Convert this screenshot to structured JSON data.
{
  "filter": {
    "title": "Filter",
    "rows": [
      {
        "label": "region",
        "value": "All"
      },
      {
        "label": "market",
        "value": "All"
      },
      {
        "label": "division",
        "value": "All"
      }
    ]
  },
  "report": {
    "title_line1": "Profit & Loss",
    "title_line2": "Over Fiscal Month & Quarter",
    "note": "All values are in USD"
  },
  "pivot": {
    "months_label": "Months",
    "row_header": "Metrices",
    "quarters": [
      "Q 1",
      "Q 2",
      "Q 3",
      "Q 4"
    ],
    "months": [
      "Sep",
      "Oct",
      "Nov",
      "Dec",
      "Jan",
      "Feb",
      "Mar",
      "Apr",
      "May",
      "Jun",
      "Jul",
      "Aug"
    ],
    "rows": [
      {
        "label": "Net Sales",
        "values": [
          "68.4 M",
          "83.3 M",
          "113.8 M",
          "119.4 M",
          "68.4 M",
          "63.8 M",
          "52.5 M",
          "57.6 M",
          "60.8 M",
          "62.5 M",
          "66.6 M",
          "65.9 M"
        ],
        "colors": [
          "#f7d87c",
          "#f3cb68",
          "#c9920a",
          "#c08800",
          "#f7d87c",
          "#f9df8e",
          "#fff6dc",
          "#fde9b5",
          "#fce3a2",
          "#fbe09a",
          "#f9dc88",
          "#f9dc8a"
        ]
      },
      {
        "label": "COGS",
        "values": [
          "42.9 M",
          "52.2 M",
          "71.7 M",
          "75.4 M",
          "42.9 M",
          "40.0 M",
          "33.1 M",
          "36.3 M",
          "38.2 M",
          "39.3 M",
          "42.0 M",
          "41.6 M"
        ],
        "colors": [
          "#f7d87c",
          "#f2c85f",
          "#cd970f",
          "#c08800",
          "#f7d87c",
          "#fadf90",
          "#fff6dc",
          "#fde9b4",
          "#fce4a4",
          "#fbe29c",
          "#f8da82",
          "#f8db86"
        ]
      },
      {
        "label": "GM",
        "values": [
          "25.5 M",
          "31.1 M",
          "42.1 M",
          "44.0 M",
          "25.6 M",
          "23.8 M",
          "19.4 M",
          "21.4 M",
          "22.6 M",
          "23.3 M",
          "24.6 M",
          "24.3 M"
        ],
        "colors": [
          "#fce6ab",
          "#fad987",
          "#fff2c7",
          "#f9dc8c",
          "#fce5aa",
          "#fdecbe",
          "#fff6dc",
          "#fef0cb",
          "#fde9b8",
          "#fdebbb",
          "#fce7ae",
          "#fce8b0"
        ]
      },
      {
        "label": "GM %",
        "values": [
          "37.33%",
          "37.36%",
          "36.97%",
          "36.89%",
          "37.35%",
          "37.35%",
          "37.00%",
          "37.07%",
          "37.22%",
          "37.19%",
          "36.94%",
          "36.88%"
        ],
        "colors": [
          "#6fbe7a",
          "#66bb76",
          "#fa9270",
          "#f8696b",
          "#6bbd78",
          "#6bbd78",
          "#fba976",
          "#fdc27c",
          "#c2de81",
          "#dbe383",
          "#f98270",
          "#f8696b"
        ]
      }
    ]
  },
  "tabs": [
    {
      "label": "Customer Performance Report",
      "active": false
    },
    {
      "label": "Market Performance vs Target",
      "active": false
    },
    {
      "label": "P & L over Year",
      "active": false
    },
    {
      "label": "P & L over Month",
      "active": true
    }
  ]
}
++++
Challenge: Reproduce every record above exactly as it appears.

Solved problem:
Convert this screenshot to structured JSON data.
{
  "filter": {
    "title": "Filter",
    "rows": [
      {
        "label": "region",
        "value": "All"
      },
      {
        "label": "market",
        "value": "All"
      },
      {
        "label": "division",
        "value": "All"
      }
    ]
  },
  "report": {
    "title_line1": "Profit & Loss",
    "title_line2": "Over Fiscal Month & Quarter",
    "note": "All values are in USD"
  },
  "pivot": {
    "months_label": "Months",
    "row_header": "Metrices",
    "quarters": [
      "Q 1",
      "Q 2",
      "Q 3",
      "Q 4"
    ],
    "months": [
      "Sep",
      "Oct",
      "Nov",
      "Dec",
      "Jan",
      "Feb",
      "Mar",
      "Apr",
      "May",
      "Jun",
      "Jul",
      "Aug"
    ],
    "rows": [
      {
        "label": "Net Sales",
        "values": [
          "68.4 M",
          "83.3 M",
          "113.8 M",
          "119.4 M",
          "68.4 M",
          "63.8 M",
          "52.5 M",
          "57.6 M",
          "60.8 M",
          "62.5 M",
          "66.6 M",
          "65.9 M"
        ],
        "colors": [
          "#f7d87c",
          "#f3cb68",
          "#c9920a",
          "#c08800",
          "#f7d87c",
          "#f9df8e",
          "#fff6dc",
          "#fde9b5",
          "#fce3a2",
          "#fbe09a",
          "#f9dc88",
          "#f9dc8a"
        ]
      },
      {
        "label": "COGS",
        "values": [
          "42.9 M",
          "52.2 M",
          "71.7 M",
          "75.4 M",
          "42.9 M",
          "40.0 M",
          "33.1 M",
          "36.3 M",
          "38.2 M",
          "39.3 M",
          "42.0 M",
          "41.6 M"
        ],
        "colors": [
          "#f7d87c",
          "#f2c85f",
          "#cd970f",
          "#c08800",
          "#f7d87c",
          "#fadf90",
          "#fff6dc",
          "#fde9b4",
          "#fce4a4",
          "#fbe29c",
          "#f8da82",
          "#f8db86"
        ]
      },
      {
        "label": "GM",
        "values": [
          "25.5 M",
          "31.1 M",
          "42.1 M",
          "44.0 M",
          "25.6 M",
          "23.8 M",
          "19.4 M",
          "21.4 M",
          "22.6 M",
          "23.3 M",
          "24.6 M",
          "24.3 M"
        ],
        "colors": [
          "#fce6ab",
          "#fad987",
          "#fff2c7",
          "#f9dc8c",
          "#fce5aa",
          "#fdecbe",
          "#fff6dc",
          "#fef0cb",
          "#fde9b8",
          "#fdebbb",
          "#fce7ae",
          "#fce8b0"
        ]
      },
      {
        "label": "GM %",
        "values": [
          "37.33%",
          "37.36%",
          "36.97%",
          "36.89%",
          "37.35%",
          "37.35%",
          "37.00%",
          "37.07%",
          "37.22%",
          "37.19%",
          "36.94%",
          "36.88%"
        ],
        "colors": [
          "#6fbe7a",
          "#66bb76",
          "#fa9270",
          "#f8696b",
          "#6bbd78",
          "#6bbd78",
          "#fba976",
          "#fdc27c",
          "#c2de81",
          "#dbe383",
          "#f98270",
          "#f8696b"
        ]
      }
    ]
  },
  "tabs": [
    {
      "label": "Customer Performance Report",
      "active": false
    },
    {
      "label": "Market Performance vs Target",
      "active": false
    },
    {
      "label": "P & L over Year",
      "active": false
    },
    {
      "label": "P & L over Month",
      "active": true
    }
  ]
}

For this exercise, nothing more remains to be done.